Aufgabenbeschreibung | Kannst du den folgenden Artikel über Saatkrähen vollständig und Wort für Wort wiederholen?

Vorliegender Text |
Wenn Saatkrähen die Ernte vernichten

Ob Salatköpfe, Kürbis oder Mais: Saatkrähen hinterlassen in der
Landwirtschaft mancherorts große Schäden. Ein Pilotprojekt soll
Lösungsansätze testen - gegebenenfalls mit dem Jagdgewehr.

Straubing (dpa/lby) - Wenn Saatkrähen in Schwärmen auf einem Feld
landen und sich über Pflanzen hermachen, kann das für Landwirte einen
Ernte-Totalausfall bedeuten. Weil Vogelscheuchen allein oft nicht
helfen, hat das Landesamt für Umwelt (LfU) zusammen mit der
Hochschule Weihenstephan-Triesdorf (HSWT) ein Pilotprojekt gestartet.
Auf Ackerflächen werden Vergrämungsmethoden getestet, um künftig
Schäden zu verringern. 

Anfang April lief das Projekt in den besonders betroffenen Regionen
Straubing, Erding und Asbach-Bäumenheim (Landkreis Donau-Ries) an.
Weitere interessierte Landwirte können sich noch beteiligen. In
Straubing zähle die Hauptkolonie an Saatkrähen, die nahe dem
Tiergarten siedelt, etwa 1000 Brutpaare, sagte ein LfU-Sprecher.

Bevorzugte Nahrung ist tierisch

Der Fraßdruck durch die Tiere sei dort so groß, dass manche Flächen
kaum noch bepflanzt werden könnten. Saatkrähen bevorzugten tierische
Nahrung wie Regenwürmer. Wenn die nicht verfügbar seien, buddelten
sie Pflanzen und Keimlinge aus, um an den Wurzeln sitzende Larven zu
fressen. Sie mögen aber auch Kürbiskerne und Salatköpfe.

Weil angesichts der Lernfähigkeit der Vögeln herkömmliche Maßnahmen

wie Vogelscheuchen oder an Holzkreuzen baumelnde, blinkende CDs teils
nicht ausreichten, um Felder zu schützen, würden auf den
Projektflächen verstärkt Ballons, Drachen und Krähenattrappen
aufgestellt, erklärte Nils Teufel, wissenschaftlicher Mitarbeiter an
der HSWT.

Vorliegende Angaben |
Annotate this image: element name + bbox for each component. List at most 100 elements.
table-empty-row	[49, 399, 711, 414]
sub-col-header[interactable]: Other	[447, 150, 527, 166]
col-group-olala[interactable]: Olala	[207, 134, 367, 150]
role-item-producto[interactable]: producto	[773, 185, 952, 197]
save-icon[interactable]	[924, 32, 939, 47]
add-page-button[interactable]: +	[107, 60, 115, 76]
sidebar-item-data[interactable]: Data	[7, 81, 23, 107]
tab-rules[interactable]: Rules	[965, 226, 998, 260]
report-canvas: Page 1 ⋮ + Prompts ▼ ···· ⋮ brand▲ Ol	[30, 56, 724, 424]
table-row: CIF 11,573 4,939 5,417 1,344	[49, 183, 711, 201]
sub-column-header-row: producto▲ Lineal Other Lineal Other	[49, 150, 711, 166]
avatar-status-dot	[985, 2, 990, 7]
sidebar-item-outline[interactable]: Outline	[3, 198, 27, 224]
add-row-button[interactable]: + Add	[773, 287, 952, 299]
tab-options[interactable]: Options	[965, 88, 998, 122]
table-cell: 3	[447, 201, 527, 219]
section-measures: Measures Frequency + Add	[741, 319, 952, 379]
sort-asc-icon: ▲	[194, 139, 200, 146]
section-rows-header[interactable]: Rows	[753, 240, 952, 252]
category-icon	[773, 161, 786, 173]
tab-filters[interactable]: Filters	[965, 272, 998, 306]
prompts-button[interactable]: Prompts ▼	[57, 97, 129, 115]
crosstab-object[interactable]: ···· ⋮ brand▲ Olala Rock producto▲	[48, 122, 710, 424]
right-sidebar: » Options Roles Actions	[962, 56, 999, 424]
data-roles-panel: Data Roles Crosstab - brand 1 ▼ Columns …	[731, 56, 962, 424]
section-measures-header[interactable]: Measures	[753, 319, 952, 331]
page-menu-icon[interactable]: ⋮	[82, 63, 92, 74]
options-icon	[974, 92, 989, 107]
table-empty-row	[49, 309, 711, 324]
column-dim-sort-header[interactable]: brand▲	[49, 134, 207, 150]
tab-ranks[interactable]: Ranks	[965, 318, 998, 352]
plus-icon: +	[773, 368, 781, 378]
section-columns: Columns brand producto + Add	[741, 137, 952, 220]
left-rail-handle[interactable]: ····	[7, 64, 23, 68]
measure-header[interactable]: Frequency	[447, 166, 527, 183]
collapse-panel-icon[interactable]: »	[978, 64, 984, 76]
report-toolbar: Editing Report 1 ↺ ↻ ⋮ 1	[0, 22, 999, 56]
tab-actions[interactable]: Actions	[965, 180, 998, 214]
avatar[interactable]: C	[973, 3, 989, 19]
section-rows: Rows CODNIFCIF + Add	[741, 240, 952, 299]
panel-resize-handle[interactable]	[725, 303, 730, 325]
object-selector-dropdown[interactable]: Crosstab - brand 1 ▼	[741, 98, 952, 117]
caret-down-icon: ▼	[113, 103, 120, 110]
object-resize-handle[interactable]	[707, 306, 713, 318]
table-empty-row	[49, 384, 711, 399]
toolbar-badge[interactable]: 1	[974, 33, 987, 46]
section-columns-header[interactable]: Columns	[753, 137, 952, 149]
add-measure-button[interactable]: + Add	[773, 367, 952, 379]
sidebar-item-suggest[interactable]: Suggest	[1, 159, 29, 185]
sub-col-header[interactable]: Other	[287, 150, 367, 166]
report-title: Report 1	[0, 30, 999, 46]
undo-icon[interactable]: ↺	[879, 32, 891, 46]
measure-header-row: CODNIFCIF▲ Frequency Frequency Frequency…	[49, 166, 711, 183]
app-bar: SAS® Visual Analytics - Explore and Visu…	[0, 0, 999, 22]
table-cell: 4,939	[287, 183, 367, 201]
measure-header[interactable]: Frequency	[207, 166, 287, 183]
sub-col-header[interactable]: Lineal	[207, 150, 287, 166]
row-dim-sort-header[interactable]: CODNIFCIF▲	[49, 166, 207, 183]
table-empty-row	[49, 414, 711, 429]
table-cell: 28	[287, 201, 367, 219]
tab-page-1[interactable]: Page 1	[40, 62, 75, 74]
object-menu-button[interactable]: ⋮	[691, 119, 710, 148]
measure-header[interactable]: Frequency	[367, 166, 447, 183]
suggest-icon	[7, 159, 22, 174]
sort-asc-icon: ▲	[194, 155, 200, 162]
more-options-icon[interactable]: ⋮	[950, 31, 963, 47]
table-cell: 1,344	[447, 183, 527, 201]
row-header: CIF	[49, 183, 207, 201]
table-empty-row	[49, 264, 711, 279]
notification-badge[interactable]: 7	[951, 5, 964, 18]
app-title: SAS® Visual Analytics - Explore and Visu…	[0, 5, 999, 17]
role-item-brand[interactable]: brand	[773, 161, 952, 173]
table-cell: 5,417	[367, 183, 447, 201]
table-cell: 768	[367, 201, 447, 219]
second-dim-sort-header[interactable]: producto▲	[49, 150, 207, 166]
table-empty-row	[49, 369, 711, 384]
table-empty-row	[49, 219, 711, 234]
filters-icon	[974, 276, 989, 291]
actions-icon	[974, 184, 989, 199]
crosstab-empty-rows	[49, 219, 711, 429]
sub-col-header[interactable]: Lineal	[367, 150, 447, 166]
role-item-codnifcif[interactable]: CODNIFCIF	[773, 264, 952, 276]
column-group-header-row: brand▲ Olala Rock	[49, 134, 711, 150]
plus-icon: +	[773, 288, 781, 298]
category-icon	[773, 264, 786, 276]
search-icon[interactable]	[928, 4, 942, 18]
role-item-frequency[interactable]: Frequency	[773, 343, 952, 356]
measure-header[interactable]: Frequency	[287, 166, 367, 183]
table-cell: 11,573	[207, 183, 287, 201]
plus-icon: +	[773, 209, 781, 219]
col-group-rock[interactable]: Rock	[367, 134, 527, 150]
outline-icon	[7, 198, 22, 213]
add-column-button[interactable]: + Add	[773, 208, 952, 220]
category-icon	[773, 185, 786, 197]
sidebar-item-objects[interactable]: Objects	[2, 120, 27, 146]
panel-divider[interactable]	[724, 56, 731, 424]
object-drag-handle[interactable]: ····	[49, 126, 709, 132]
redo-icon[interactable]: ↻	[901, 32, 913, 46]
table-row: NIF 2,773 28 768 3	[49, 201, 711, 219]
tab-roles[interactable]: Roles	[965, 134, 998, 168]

Antwort |
Wenn Saatkrähen die Ernte vernichten

Ob Salatköpfe, Kürbis oder Mais: Saatkrähen hinterlassen in der
Landwirtschaft mancherorts große Schäden. Ein Pilotprojekt soll
Lösungsansätze testen - gegebenenfalls mit dem Jagdgewehr.

Straubing (dpa/lby) - Wenn Saatkrähen in Schwärmen auf einem Feld
landen und sich über Pflanzen hermachen, kann das für Landwirte einen
Ernte-Totalausfall bedeuten. Weil Vogelscheuchen allein oft nicht
helfen, hat das Landesamt für Umwelt (LfU) zusammen mit der
Hochschule Weihenstephan-Triesdorf (HSWT) ein Pilotprojekt gestartet.
Auf Ackerflächen werden Vergrämungsmethoden getestet, um künftig
Schäden zu verringern. 

Anfang April lief das Projekt in den besonders betroffenen Regionen
Straubing, Erding und Asbach-Bäumenheim (Landkreis Donau-Ries) an.
Weitere interessierte Landwirte können sich noch beteiligen. In
Straubing zähle die Hauptkolonie an Saatkrähen, die nahe dem
Tiergarten siedelt, etwa 1000 Brutpaare, sagte ein LfU-Sprecher.

Bevorzugte Nahrung ist tierisch

Der Fraßdruck durch die Tiere sei dort so groß, dass manche Flächen
kaum noch bepflanzt werden könnten. Saatkrähen bevorzugten tierische
Nahrung wie Regenwürmer. Wenn die nicht verfügbar seien, buddelten
sie Pflanzen und Keimlinge aus, um an den Wurzeln sitzende Larven zu
fressen. Sie mögen aber auch Kürbiskerne und Salatköpfe.

Weil angesichts der Lernfähigkeit der Vögeln herkömmliche Maßnahmen

wie Vogelscheuchen oder an Holzkreuzen baumelnde, blinkende CDs teils
nicht ausreichten, um Felder zu schützen, würden auf den
Projektflächen verstärkt Ballons, Drachen und Krähenattrappen
aufgestellt, erklärte Nils Teufel, wissenschaftlicher Mitarbeiter an
der HSWT.